- [Task] Give back the full listing, character for character, with no pictures.

- [Data for processing]
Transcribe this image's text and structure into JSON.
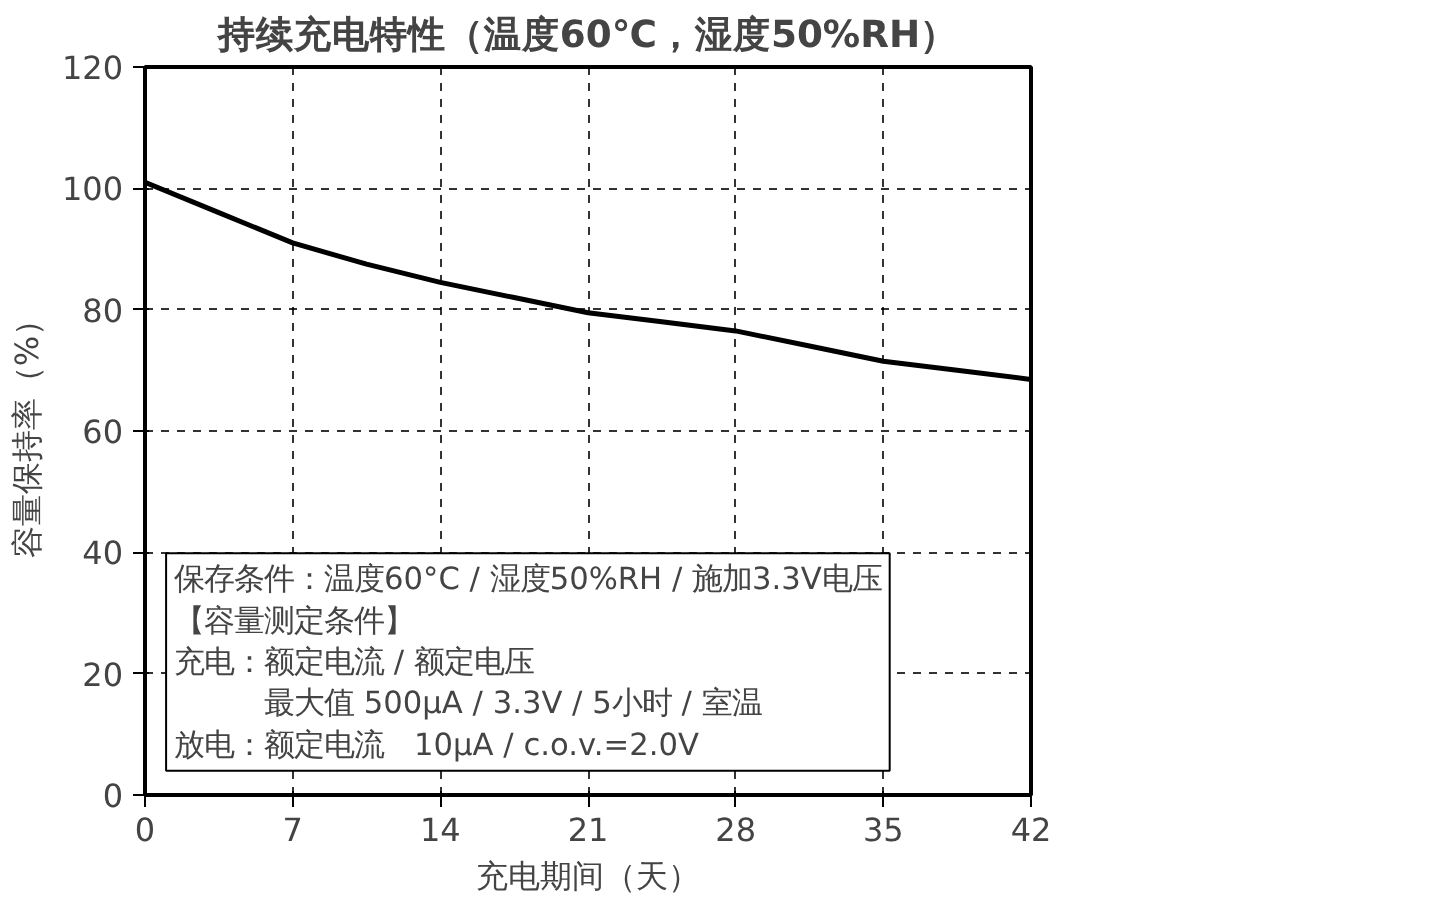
{
  "chart_data": {
    "type": "line",
    "title": "持续充电特性（温度60℃，湿度50%RH）",
    "xlabel": "充电期间（天）",
    "ylabel": "容量保持率（%）",
    "x": [
      0,
      3.5,
      7,
      10.5,
      14,
      17.5,
      21,
      24.5,
      28,
      31.5,
      35,
      38.5,
      42
    ],
    "series": [
      {
        "color": "#000000",
        "values": [
          101,
          96,
          91,
          87.5,
          84.5,
          82,
          79.5,
          78,
          76.5,
          74,
          71.5,
          70,
          68.5
        ]
      }
    ],
    "xlim": [
      0,
      42
    ],
    "xticks": [
      0,
      7,
      14,
      21,
      28,
      35,
      42
    ],
    "ylim": [
      0,
      120
    ],
    "yticks": [
      0,
      20,
      40,
      60,
      80,
      100,
      120
    ],
    "grid": true,
    "line_style": "solid",
    "annotations": [
      "保存条件：温度60°C / 湿度50%RH / 施加3.3V电压",
      "【容量测定条件】",
      "充电：额定电流 / 额定电压",
      "　　　最大值 500μA / 3.3V / 5小时 / 室温",
      "放电：额定电流　10μA / c.o.v.=2.0V"
    ]
  }
}
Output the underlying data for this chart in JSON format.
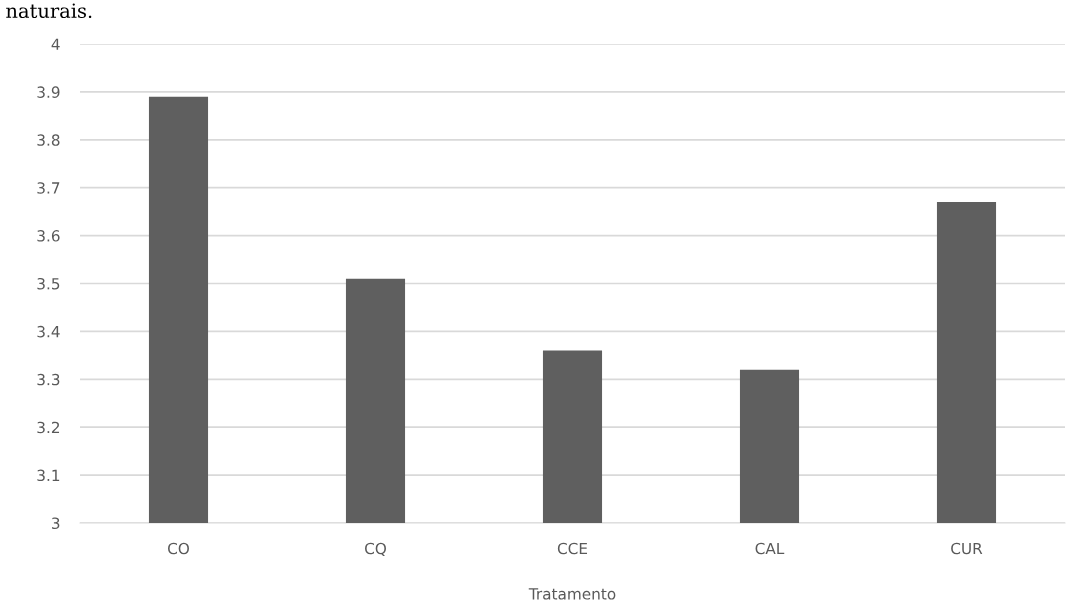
{
  "chart_data": {
    "type": "bar",
    "xlabel": "Tratamento",
    "categories": [
      "CO",
      "CQ",
      "CCE",
      "CAL",
      "CUR"
    ],
    "values": [
      3.89,
      3.51,
      3.36,
      3.32,
      3.67
    ],
    "color": "#5f5f5f",
    "ylim": [
      3,
      4
    ],
    "yticks": [
      3,
      3.1,
      3.2,
      3.3,
      3.4,
      3.5,
      3.6,
      3.7,
      3.8,
      3.9,
      4
    ],
    "grid": "y",
    "annotations": [
      "naturais."
    ]
  }
}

- [Answer to this task]
Transcribe this image's text and structure into JSON.
{
  "chart_data": {
    "type": "line",
    "title": "持续充电特性（温度60℃，湿度50%RH）",
    "xlabel": "充电期间（天）",
    "ylabel": "容量保持率（%）",
    "x": [
      0,
      3.5,
      7,
      10.5,
      14,
      17.5,
      21,
      24.5,
      28,
      31.5,
      35,
      38.5,
      42
    ],
    "series": [
      {
        "color": "#000000",
        "values": [
          101,
          96,
          91,
          87.5,
          84.5,
          82,
          79.5,
          78,
          76.5,
          74,
          71.5,
          70,
          68.5
        ]
      }
    ],
    "xlim": [
      0,
      42
    ],
    "xticks": [
      0,
      7,
      14,
      21,
      28,
      35,
      42
    ],
    "ylim": [
      0,
      120
    ],
    "yticks": [
      0,
      20,
      40,
      60,
      80,
      100,
      120
    ],
    "grid": true,
    "line_style": "solid",
    "annotations": [
      "保存条件：温度60°C / 湿度50%RH / 施加3.3V电压",
      "【容量测定条件】",
      "充电：额定电流 / 额定电压",
      "　　　最大值 500μA / 3.3V / 5小时 / 室温",
      "放电：额定电流　10μA / c.o.v.=2.0V"
    ]
  }
}
Output the underlying data for this chart in JSON format.
{
  "chart_data": {
    "type": "bar",
    "xlabel": "Tratamento",
    "categories": [
      "CO",
      "CQ",
      "CCE",
      "CAL",
      "CUR"
    ],
    "values": [
      3.89,
      3.51,
      3.36,
      3.32,
      3.67
    ],
    "color": "#5f5f5f",
    "ylim": [
      3,
      4
    ],
    "yticks": [
      3,
      3.1,
      3.2,
      3.3,
      3.4,
      3.5,
      3.6,
      3.7,
      3.8,
      3.9,
      4
    ],
    "grid": "y",
    "annotations": [
      "naturais."
    ]
  }
}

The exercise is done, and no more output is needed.